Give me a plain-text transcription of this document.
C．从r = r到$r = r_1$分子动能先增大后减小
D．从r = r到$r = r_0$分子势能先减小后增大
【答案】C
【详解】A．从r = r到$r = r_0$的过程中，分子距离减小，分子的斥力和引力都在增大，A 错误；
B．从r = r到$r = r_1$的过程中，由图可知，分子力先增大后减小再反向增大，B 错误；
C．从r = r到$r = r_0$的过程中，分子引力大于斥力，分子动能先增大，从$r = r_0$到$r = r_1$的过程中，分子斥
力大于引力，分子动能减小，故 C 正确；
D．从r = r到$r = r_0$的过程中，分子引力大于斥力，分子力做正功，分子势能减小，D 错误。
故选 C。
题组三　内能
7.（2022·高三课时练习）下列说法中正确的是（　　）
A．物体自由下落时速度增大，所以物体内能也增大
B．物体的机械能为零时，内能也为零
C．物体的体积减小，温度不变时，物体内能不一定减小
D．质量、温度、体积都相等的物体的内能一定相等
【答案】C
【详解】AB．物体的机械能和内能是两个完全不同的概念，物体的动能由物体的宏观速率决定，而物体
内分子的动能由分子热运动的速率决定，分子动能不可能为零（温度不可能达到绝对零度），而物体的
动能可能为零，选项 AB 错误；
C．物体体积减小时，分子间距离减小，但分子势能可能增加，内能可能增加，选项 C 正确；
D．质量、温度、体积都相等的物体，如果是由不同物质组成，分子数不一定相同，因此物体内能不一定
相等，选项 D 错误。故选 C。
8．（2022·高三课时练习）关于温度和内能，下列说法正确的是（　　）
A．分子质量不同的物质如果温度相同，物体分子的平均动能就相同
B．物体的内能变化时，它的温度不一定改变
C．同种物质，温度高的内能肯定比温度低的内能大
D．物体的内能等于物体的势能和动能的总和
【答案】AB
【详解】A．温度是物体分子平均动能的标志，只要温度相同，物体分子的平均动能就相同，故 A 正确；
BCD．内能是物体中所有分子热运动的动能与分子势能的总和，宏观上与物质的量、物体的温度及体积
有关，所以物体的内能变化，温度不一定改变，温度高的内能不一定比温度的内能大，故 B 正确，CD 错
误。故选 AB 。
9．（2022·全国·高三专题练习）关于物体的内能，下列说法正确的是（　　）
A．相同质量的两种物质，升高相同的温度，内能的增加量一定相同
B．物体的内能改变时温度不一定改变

★ ★ ★ ★

● **Short exercise**
Extract the full listing and reproduce each line exactly.

● **Answer to this problem**
Give me a plain-text transcription of this document.
C．从r = r到$r = r_1$分子动能先增大后减小
D．从r = r到$r = r_0$分子势能先减小后增大
【答案】C
【详解】A．从r = r到$r = r_0$的过程中，分子距离减小，分子的斥力和引力都在增大，A 错误；
B．从r = r到$r = r_1$的过程中，由图可知，分子力先增大后减小再反向增大，B 错误；
C．从r = r到$r = r_0$的过程中，分子引力大于斥力，分子动能先增大，从$r = r_0$到$r = r_1$的过程中，分子斥
力大于引力，分子动能减小，故 C 正确；
D．从r = r到$r = r_0$的过程中，分子引力大于斥力，分子力做正功，分子势能减小，D 错误。
故选 C。
题组三　内能
7.（2022·高三课时练习）下列说法中正确的是（　　）
A．物体自由下落时速度增大，所以物体内能也增大
B．物体的机械能为零时，内能也为零
C．物体的体积减小，温度不变时，物体内能不一定减小
D．质量、温度、体积都相等的物体的内能一定相等
【答案】C
【详解】AB．物体的机械能和内能是两个完全不同的概念，物体的动能由物体的宏观速率决定，而物体
内分子的动能由分子热运动的速率决定，分子动能不可能为零（温度不可能达到绝对零度），而物体的
动能可能为零，选项 AB 错误；
C．物体体积减小时，分子间距离减小，但分子势能可能增加，内能可能增加，选项 C 正确；
D．质量、温度、体积都相等的物体，如果是由不同物质组成，分子数不一定相同，因此物体内能不一定
相等，选项 D 错误。故选 C。
8．（2022·高三课时练习）关于温度和内能，下列说法正确的是（　　）
A．分子质量不同的物质如果温度相同，物体分子的平均动能就相同
B．物体的内能变化时，它的温度不一定改变
C．同种物质，温度高的内能肯定比温度低的内能大
D．物体的内能等于物体的势能和动能的总和
【答案】AB
【详解】A．温度是物体分子平均动能的标志，只要温度相同，物体分子的平均动能就相同，故 A 正确；
BCD．内能是物体中所有分子热运动的动能与分子势能的总和，宏观上与物质的量、物体的温度及体积
有关，所以物体的内能变化，温度不一定改变，温度高的内能不一定比温度的内能大，故 B 正确，CD 错
误。故选 AB 。
9．（2022·全国·高三专题练习）关于物体的内能，下列说法正确的是（　　）
A．相同质量的两种物质，升高相同的温度，内能的增加量一定相同
B．物体的内能改变时温度不一定改变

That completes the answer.